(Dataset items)
▬▬▬
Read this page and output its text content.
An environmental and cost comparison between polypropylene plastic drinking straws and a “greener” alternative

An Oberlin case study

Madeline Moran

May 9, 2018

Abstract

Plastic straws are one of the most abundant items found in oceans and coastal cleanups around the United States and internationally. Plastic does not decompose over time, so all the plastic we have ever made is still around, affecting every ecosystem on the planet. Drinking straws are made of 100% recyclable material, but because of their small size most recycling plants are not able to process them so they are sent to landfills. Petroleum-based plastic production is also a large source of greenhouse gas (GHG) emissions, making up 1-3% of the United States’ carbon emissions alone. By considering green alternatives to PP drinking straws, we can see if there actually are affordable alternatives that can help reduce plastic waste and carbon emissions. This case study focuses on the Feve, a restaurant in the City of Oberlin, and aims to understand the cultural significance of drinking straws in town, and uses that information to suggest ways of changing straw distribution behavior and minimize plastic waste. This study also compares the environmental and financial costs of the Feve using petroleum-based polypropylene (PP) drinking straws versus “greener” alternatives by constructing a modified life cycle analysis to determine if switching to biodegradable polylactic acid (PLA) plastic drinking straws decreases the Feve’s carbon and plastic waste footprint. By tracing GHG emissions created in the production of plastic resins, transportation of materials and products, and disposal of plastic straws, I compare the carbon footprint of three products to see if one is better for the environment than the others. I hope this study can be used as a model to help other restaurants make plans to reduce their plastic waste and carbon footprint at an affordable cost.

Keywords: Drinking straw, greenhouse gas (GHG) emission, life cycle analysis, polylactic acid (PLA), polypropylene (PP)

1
▬▬▬
▸ **Objective**
In the entries above, locate every line with the word "Oberlin" and copy it.

▸ **Problem solution**
An Oberlin case study
Plastic straws are one of the most abundant items found in oceans and coastal cleanups around the United States and internationally. Plastic does not decompose over time, so all the plastic we have ever made is still around, affecting every ecosystem on the planet. Drinking straws are made of 100% recyclable material, but because of their small size most recycling plants are not able to process them so they are sent to landfills. Petroleum-based plastic production is also a large source of greenhouse gas (GHG) emissions, making up 1-3% of the United States’ carbon emissions alone. By considering green alternatives to PP drinking straws, we can see if there actually are affordable alternatives that can help reduce plastic waste and carbon emissions. This case study focuses on the Feve, a restaurant in the City of Oberlin, and aims to understand the cultural significance of drinking straws in town, and uses that information to suggest ways of changing straw distribution behavior and minimize plastic waste. This study also compares the environmental and financial costs of the Feve using petroleum-based polypropylene (PP) drinking straws versus “greener” alternatives by constructing a modified life cycle analysis to determine if switching to biodegradable polylactic acid (PLA) plastic drinking straws decreases the Feve’s carbon and plastic waste footprint. By tracing GHG emissions created in the production of plastic resins, transportation of materials and products, and disposal of plastic straws, I compare the carbon footprint of three products to see if one is better for the environment than the others. I hope this study can be used as a model to help other restaurants make plans to reduce their plastic waste and carbon footprint at an affordable cost.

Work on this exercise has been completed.